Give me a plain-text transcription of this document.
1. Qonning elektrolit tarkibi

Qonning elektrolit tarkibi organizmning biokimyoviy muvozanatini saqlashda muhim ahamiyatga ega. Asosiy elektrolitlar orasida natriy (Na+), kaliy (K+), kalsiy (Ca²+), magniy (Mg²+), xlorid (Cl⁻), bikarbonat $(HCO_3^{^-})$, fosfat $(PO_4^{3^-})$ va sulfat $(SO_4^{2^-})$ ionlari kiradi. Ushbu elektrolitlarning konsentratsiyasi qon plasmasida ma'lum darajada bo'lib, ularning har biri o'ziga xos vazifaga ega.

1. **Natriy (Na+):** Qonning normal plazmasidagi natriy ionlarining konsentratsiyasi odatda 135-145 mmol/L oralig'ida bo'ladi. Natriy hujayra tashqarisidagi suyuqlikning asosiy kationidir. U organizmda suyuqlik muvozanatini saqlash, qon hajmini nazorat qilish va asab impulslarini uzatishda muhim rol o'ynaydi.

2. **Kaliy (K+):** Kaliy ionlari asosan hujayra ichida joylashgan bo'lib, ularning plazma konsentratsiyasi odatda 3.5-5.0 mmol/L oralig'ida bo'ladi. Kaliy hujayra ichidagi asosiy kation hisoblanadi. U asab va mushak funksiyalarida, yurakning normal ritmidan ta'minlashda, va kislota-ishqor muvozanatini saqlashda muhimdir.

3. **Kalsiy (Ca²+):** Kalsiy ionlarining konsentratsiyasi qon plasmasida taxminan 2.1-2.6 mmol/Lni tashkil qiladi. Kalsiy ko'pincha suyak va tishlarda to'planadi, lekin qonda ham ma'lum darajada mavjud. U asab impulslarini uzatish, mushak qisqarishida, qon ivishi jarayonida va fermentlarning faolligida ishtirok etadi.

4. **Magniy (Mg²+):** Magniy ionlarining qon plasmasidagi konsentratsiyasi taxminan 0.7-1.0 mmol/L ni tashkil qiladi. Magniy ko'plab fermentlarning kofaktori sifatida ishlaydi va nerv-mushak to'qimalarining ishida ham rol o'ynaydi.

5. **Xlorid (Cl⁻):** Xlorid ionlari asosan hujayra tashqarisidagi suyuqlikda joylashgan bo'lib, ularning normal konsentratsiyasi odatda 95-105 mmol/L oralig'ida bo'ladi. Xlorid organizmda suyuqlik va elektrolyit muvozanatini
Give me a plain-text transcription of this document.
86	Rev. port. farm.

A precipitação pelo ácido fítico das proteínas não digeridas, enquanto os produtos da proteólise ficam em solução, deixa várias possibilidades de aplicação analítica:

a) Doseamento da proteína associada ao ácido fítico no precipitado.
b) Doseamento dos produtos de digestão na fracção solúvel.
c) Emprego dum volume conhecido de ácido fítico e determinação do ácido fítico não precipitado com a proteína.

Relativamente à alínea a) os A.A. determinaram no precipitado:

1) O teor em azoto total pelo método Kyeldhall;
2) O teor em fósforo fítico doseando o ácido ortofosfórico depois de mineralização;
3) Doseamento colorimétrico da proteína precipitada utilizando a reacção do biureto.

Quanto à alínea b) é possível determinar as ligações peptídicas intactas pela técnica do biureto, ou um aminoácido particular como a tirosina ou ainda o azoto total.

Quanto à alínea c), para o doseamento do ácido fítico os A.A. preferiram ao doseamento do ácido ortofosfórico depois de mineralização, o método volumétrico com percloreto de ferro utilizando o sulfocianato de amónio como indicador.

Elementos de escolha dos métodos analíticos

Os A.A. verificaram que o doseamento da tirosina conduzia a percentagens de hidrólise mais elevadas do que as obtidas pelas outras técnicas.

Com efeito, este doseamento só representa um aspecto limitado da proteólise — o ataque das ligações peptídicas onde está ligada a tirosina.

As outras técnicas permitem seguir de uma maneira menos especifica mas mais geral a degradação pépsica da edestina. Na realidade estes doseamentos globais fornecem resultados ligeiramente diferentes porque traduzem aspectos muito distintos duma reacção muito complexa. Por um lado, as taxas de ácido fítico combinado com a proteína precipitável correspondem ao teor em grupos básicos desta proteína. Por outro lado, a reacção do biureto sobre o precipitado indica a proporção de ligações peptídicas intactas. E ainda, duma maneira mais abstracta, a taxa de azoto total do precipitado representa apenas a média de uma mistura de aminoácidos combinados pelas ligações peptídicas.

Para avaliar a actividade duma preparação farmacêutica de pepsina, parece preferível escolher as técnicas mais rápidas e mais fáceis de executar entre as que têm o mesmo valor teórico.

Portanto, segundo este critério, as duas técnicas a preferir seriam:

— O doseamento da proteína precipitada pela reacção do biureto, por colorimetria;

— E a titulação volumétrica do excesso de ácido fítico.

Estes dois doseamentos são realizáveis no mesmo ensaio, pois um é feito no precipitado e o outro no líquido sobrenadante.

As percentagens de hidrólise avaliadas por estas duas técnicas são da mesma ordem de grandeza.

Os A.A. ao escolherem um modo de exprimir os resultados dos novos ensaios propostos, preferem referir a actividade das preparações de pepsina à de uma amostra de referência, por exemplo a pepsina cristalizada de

★ ★ ★ ★ ★ ★ ★

Exercise instructions: Quote the listing in full, please, keeping every line exact.

Answer to the problem:
Give me a plain-text transcription of this document.
1. Qonning elektrolit tarkibi

Qonning elektrolit tarkibi organizmning biokimyoviy muvozanatini saqlashda muhim ahamiyatga ega. Asosiy elektrolitlar orasida natriy (Na+), kaliy (K+), kalsiy (Ca²+), magniy (Mg²+), xlorid (Cl⁻), bikarbonat $(HCO_3^{^-})$, fosfat $(PO_4^{3^-})$ va sulfat $(SO_4^{2^-})$ ionlari kiradi. Ushbu elektrolitlarning konsentratsiyasi qon plasmasida ma'lum darajada bo'lib, ularning har biri o'ziga xos vazifaga ega.

1. **Natriy (Na+):** Qonning normal plazmasidagi natriy ionlarining konsentratsiyasi odatda 135-145 mmol/L oralig'ida bo'ladi. Natriy hujayra tashqarisidagi suyuqlikning asosiy kationidir. U organizmda suyuqlik muvozanatini saqlash, qon hajmini nazorat qilish va asab impulslarini uzatishda muhim rol o'ynaydi.

2. **Kaliy (K+):** Kaliy ionlari asosan hujayra ichida joylashgan bo'lib, ularning plazma konsentratsiyasi odatda 3.5-5.0 mmol/L oralig'ida bo'ladi. Kaliy hujayra ichidagi asosiy kation hisoblanadi. U asab va mushak funksiyalarida, yurakning normal ritmidan ta'minlashda, va kislota-ishqor muvozanatini saqlashda muhimdir.

3. **Kalsiy (Ca²+):** Kalsiy ionlarining konsentratsiyasi qon plasmasida taxminan 2.1-2.6 mmol/Lni tashkil qiladi. Kalsiy ko'pincha suyak va tishlarda to'planadi, lekin qonda ham ma'lum darajada mavjud. U asab impulslarini uzatish, mushak qisqarishida, qon ivishi jarayonida va fermentlarning faolligida ishtirok etadi.

4. **Magniy (Mg²+):** Magniy ionlarining qon plasmasidagi konsentratsiyasi taxminan 0.7-1.0 mmol/L ni tashkil qiladi. Magniy ko'plab fermentlarning kofaktori sifatida ishlaydi va nerv-mushak to'qimalarining ishida ham rol o'ynaydi.

5. **Xlorid (Cl⁻):** Xlorid ionlari asosan hujayra tashqarisidagi suyuqlikda joylashgan bo'lib, ularning normal konsentratsiyasi odatda 95-105 mmol/L oralig'ida bo'ladi. Xlorid organizmda suyuqlik va elektrolyit muvozanatini
Give me a plain-text transcription of this document.
86	Rev. port. farm.

A precipitação pelo ácido fítico das proteínas não digeridas, enquanto os produtos da proteólise ficam em solução, deixa várias possibilidades de aplicação analítica:

a) Doseamento da proteína associada ao ácido fítico no precipitado.
b) Doseamento dos produtos de digestão na fracção solúvel.
c) Emprego dum volume conhecido de ácido fítico e determinação do ácido fítico não precipitado com a proteína.

Relativamente à alínea a) os A.A. determinaram no precipitado:

1) O teor em azoto total pelo método Kyeldhall;
2) O teor em fósforo fítico doseando o ácido ortofosfórico depois de mineralização;
3) Doseamento colorimétrico da proteína precipitada utilizando a reacção do biureto.

Quanto à alínea b) é possível determinar as ligações peptídicas intactas pela técnica do biureto, ou um aminoácido particular como a tirosina ou ainda o azoto total.

Quanto à alínea c), para o doseamento do ácido fítico os A.A. preferiram ao doseamento do ácido ortofosfórico depois de mineralização, o método volumétrico com percloreto de ferro utilizando o sulfocianato de amónio como indicador.

Elementos de escolha dos métodos analíticos

Os A.A. verificaram que o doseamento da tirosina conduzia a percentagens de hidrólise mais elevadas do que as obtidas pelas outras técnicas.

Com efeito, este doseamento só representa um aspecto limitado da proteólise — o ataque das ligações peptídicas onde está ligada a tirosina.

As outras técnicas permitem seguir de uma maneira menos especifica mas mais geral a degradação pépsica da edestina. Na realidade estes doseamentos globais fornecem resultados ligeiramente diferentes porque traduzem aspectos muito distintos duma reacção muito complexa. Por um lado, as taxas de ácido fítico combinado com a proteína precipitável correspondem ao teor em grupos básicos desta proteína. Por outro lado, a reacção do biureto sobre o precipitado indica a proporção de ligações peptídicas intactas. E ainda, duma maneira mais abstracta, a taxa de azoto total do precipitado representa apenas a média de uma mistura de aminoácidos combinados pelas ligações peptídicas.

Para avaliar a actividade duma preparação farmacêutica de pepsina, parece preferível escolher as técnicas mais rápidas e mais fáceis de executar entre as que têm o mesmo valor teórico.

Portanto, segundo este critério, as duas técnicas a preferir seriam:

— O doseamento da proteína precipitada pela reacção do biureto, por colorimetria;

— E a titulação volumétrica do excesso de ácido fítico.

Estes dois doseamentos são realizáveis no mesmo ensaio, pois um é feito no precipitado e o outro no líquido sobrenadante.

As percentagens de hidrólise avaliadas por estas duas técnicas são da mesma ordem de grandeza.

Os A.A. ao escolherem um modo de exprimir os resultados dos novos ensaios propostos, preferem referir a actividade das preparações de pepsina à de uma amostra de referência, por exemplo a pepsina cristalizada de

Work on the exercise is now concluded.